===== Entries supplied =====

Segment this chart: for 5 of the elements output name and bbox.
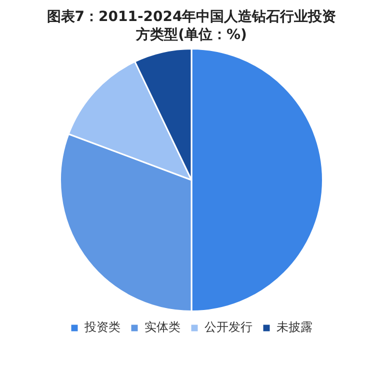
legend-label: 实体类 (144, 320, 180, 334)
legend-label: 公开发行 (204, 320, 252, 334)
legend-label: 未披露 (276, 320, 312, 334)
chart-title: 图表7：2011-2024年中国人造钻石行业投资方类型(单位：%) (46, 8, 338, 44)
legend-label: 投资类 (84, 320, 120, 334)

=====

Task to complete ::
Reproduce every line of the material above word for word, omitting the picture from your answer.

Answer to the exercise ::
Segment this chart: for 5 of the elements output name and bbox.
legend-label: 实体类 (144, 320, 180, 334)
legend-label: 公开发行 (204, 320, 252, 334)
legend-label: 未披露 (276, 320, 312, 334)
chart-title: 图表7：2011-2024年中国人造钻石行业投资方类型(单位：%) (46, 8, 338, 44)
legend-label: 投资类 (84, 320, 120, 334)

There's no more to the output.